Job:
Can you write out all the lines word for word, with no pictures?

[Records excerpted from a collection]
>> BEGIN
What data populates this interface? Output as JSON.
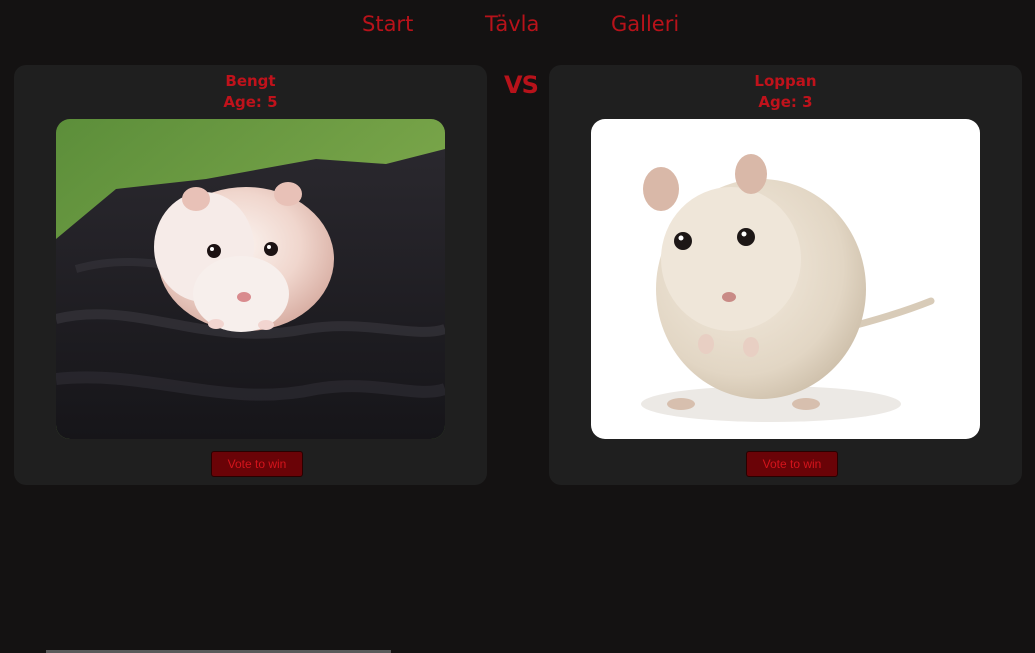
{
  "nav": {
    "items": [
      {
        "label": "Start"
      },
      {
        "label": "Tävla"
      },
      {
        "label": "Galleri"
      }
    ]
  },
  "versus_label": "VS",
  "contestants": [
    {
      "name": "Bengt",
      "age_label": "Age:",
      "age": "5",
      "vote_label": "Vote to win",
      "photo": "hamster-photo"
    },
    {
      "name": "Loppan",
      "age_label": "Age:",
      "age": "3",
      "vote_label": "Vote to win",
      "photo": "gerbil-photo"
    }
  ],
  "colors": {
    "background": "#141212",
    "card": "#1f1f1f",
    "accent": "#b8121a",
    "button": "#6a0307"
  }
}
>> END
Output of the exercise:
What data populates this interface? Output as JSON.
{
  "nav": {
    "items": [
      {
        "label": "Start"
      },
      {
        "label": "Tävla"
      },
      {
        "label": "Galleri"
      }
    ]
  },
  "versus_label": "VS",
  "contestants": [
    {
      "name": "Bengt",
      "age_label": "Age:",
      "age": "5",
      "vote_label": "Vote to win",
      "photo": "hamster-photo"
    },
    {
      "name": "Loppan",
      "age_label": "Age:",
      "age": "3",
      "vote_label": "Vote to win",
      "photo": "gerbil-photo"
    }
  ],
  "colors": {
    "background": "#141212",
    "card": "#1f1f1f",
    "accent": "#b8121a",
    "button": "#6a0307"
  }
}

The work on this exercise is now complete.